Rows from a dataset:

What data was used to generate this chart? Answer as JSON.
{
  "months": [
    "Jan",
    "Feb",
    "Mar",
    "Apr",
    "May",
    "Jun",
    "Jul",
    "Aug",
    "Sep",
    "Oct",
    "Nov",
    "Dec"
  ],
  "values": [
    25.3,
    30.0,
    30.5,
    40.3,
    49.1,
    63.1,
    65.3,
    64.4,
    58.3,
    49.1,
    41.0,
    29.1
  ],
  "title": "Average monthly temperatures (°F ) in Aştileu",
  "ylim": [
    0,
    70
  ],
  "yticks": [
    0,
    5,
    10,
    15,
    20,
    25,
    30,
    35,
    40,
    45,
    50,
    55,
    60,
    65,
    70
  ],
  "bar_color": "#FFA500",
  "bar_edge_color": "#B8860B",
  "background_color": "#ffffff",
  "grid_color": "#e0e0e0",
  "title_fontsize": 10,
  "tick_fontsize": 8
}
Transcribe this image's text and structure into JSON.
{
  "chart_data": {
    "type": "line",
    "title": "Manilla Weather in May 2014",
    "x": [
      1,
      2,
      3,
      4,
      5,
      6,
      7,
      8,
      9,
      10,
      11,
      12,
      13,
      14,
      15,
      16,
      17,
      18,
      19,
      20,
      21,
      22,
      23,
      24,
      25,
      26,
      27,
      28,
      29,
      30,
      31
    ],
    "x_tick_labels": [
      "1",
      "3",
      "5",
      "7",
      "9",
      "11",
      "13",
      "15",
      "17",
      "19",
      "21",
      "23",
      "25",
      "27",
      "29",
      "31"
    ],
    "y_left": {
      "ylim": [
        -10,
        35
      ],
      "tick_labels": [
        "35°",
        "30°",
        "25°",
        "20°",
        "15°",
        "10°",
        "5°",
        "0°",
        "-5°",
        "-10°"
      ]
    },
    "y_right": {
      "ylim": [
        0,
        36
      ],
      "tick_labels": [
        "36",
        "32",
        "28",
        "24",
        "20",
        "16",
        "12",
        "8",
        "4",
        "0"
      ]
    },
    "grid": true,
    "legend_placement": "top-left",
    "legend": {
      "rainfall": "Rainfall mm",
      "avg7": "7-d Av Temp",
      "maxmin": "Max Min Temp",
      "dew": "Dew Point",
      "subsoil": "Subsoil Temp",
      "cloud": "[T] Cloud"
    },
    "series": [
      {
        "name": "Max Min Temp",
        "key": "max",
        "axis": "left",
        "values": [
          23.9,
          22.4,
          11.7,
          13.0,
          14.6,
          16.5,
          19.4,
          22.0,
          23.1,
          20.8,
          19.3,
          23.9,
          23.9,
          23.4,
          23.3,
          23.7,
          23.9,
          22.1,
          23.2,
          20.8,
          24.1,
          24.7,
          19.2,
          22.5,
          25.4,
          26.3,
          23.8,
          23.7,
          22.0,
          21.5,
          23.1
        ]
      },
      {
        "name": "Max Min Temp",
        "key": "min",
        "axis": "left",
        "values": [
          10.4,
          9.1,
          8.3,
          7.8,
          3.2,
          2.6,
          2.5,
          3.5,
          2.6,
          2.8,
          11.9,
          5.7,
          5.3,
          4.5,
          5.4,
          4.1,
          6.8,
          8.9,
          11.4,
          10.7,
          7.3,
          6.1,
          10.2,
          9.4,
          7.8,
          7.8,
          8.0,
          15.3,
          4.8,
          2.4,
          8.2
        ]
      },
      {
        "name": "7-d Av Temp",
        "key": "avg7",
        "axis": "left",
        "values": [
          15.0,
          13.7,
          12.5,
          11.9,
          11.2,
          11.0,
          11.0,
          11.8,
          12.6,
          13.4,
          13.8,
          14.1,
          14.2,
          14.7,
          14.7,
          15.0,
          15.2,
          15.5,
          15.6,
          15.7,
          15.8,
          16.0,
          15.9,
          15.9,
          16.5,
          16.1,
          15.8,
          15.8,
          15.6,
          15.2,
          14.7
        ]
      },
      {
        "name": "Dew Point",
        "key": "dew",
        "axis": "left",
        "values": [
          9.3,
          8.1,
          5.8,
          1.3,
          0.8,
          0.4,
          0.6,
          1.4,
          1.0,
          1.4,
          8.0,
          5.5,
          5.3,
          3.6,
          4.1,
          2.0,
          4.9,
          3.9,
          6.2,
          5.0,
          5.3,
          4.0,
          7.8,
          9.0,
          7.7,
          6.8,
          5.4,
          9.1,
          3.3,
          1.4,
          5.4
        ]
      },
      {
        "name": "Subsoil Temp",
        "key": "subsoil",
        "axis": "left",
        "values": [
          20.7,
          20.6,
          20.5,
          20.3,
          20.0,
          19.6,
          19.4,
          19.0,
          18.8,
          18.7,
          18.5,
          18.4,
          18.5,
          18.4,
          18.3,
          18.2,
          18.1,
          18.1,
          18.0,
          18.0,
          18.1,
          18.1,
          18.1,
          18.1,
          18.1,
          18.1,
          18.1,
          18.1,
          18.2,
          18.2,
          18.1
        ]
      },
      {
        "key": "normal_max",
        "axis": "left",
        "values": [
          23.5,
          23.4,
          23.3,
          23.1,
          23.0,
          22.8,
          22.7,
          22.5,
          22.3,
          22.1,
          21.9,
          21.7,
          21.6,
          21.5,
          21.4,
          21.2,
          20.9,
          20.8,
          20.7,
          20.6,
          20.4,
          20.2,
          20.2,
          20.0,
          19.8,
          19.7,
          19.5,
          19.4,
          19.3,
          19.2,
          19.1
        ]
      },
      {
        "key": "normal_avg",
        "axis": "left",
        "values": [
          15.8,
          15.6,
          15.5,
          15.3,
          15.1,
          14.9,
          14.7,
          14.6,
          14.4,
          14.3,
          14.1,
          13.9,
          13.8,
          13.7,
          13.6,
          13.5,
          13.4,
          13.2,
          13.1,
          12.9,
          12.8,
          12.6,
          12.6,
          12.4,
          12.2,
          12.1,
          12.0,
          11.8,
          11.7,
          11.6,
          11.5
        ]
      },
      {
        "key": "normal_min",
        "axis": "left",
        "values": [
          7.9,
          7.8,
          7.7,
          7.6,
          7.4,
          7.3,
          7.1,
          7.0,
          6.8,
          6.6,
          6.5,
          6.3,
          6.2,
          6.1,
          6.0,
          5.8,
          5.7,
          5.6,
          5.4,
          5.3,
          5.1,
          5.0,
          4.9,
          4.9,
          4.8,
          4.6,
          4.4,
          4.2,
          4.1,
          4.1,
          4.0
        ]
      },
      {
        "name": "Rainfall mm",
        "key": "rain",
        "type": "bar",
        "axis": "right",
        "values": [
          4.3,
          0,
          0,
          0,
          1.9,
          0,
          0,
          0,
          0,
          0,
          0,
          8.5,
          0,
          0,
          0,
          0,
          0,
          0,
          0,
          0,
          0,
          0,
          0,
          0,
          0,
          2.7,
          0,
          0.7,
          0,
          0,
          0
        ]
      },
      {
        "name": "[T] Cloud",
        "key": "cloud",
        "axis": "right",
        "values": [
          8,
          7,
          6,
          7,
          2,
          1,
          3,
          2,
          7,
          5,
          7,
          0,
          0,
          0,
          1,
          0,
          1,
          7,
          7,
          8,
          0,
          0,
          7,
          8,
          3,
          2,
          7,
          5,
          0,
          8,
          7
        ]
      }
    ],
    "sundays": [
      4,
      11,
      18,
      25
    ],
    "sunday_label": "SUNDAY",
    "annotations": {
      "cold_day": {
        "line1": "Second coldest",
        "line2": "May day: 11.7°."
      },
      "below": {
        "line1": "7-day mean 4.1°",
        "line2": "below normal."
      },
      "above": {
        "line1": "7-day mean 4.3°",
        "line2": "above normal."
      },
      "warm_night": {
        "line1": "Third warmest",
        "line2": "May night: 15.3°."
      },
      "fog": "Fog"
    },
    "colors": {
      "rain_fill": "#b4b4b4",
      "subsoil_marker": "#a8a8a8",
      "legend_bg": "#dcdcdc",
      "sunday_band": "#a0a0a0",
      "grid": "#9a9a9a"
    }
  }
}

§ Objective:
Report each line of the material above where the word "JSON" appears.

§ Full answer:
What data was used to generate this chart? Answer as JSON.
Transcribe this image's text and structure into JSON.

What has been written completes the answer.